The problem. Replace "subplot" with "panel" everywhere it appears in the records below, and leave every other line as it is.

Start

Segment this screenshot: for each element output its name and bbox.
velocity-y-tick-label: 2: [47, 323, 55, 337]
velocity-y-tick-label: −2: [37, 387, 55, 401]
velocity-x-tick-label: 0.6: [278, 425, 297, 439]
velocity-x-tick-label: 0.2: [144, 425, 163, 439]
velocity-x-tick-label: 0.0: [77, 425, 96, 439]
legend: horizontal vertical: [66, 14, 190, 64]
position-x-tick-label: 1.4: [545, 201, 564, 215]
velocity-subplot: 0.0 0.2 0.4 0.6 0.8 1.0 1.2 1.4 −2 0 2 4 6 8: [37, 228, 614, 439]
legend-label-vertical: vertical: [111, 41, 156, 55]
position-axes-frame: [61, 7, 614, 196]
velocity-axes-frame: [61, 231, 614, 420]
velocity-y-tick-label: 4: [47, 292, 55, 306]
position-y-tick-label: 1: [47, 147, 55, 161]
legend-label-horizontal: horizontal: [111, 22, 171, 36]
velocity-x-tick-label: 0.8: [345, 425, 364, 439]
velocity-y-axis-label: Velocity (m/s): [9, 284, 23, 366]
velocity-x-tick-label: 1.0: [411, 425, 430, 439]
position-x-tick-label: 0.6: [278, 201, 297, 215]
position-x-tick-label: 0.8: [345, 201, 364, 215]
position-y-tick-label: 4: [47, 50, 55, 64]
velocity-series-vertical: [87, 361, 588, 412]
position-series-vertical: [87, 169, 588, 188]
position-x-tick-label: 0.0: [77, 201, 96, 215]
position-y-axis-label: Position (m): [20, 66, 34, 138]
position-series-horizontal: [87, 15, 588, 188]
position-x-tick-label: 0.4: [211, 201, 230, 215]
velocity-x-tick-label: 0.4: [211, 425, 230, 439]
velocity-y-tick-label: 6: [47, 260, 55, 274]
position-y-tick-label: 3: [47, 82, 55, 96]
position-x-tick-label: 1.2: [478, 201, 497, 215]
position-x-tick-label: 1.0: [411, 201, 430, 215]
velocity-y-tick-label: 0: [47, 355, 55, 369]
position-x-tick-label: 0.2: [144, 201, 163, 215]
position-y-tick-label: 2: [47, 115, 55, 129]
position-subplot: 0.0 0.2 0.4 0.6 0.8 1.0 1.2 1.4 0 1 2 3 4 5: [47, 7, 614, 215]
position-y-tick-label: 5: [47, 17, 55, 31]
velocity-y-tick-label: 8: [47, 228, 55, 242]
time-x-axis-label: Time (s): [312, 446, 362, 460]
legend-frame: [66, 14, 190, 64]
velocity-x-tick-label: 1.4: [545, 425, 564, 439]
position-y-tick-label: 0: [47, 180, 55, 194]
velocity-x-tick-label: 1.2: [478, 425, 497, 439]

End

Full response.
Segment this screenshot: for each element output its name and bbox.
velocity-y-tick-label: 2: [47, 323, 55, 337]
velocity-y-tick-label: −2: [37, 387, 55, 401]
velocity-x-tick-label: 0.6: [278, 425, 297, 439]
velocity-x-tick-label: 0.2: [144, 425, 163, 439]
velocity-x-tick-label: 0.0: [77, 425, 96, 439]
legend: horizontal vertical: [66, 14, 190, 64]
position-x-tick-label: 1.4: [545, 201, 564, 215]
velocity-panel: 0.0 0.2 0.4 0.6 0.8 1.0 1.2 1.4 −2 0 2 4 6 8: [37, 228, 614, 439]
legend-label-vertical: vertical: [111, 41, 156, 55]
position-axes-frame: [61, 7, 614, 196]
velocity-axes-frame: [61, 231, 614, 420]
velocity-y-tick-label: 4: [47, 292, 55, 306]
position-y-tick-label: 1: [47, 147, 55, 161]
legend-label-horizontal: horizontal: [111, 22, 171, 36]
velocity-x-tick-label: 0.8: [345, 425, 364, 439]
velocity-y-axis-label: Velocity (m/s): [9, 284, 23, 366]
velocity-x-tick-label: 1.0: [411, 425, 430, 439]
position-x-tick-label: 0.6: [278, 201, 297, 215]
position-x-tick-label: 0.8: [345, 201, 364, 215]
position-y-tick-label: 4: [47, 50, 55, 64]
velocity-series-vertical: [87, 361, 588, 412]
position-series-vertical: [87, 169, 588, 188]
position-x-tick-label: 0.0: [77, 201, 96, 215]
position-y-axis-label: Position (m): [20, 66, 34, 138]
position-series-horizontal: [87, 15, 588, 188]
position-x-tick-label: 0.4: [211, 201, 230, 215]
velocity-x-tick-label: 0.4: [211, 425, 230, 439]
velocity-y-tick-label: 6: [47, 260, 55, 274]
position-y-tick-label: 3: [47, 82, 55, 96]
position-x-tick-label: 1.2: [478, 201, 497, 215]
position-x-tick-label: 1.0: [411, 201, 430, 215]
velocity-y-tick-label: 0: [47, 355, 55, 369]
position-x-tick-label: 0.2: [144, 201, 163, 215]
position-y-tick-label: 2: [47, 115, 55, 129]
position-panel: 0.0 0.2 0.4 0.6 0.8 1.0 1.2 1.4 0 1 2 3 4 5: [47, 7, 614, 215]
position-y-tick-label: 5: [47, 17, 55, 31]
velocity-y-tick-label: 8: [47, 228, 55, 242]
time-x-axis-label: Time (s): [312, 446, 362, 460]
legend-frame: [66, 14, 190, 64]
velocity-x-tick-label: 1.4: [545, 425, 564, 439]
position-y-tick-label: 0: [47, 180, 55, 194]
velocity-x-tick-label: 1.2: [478, 425, 497, 439]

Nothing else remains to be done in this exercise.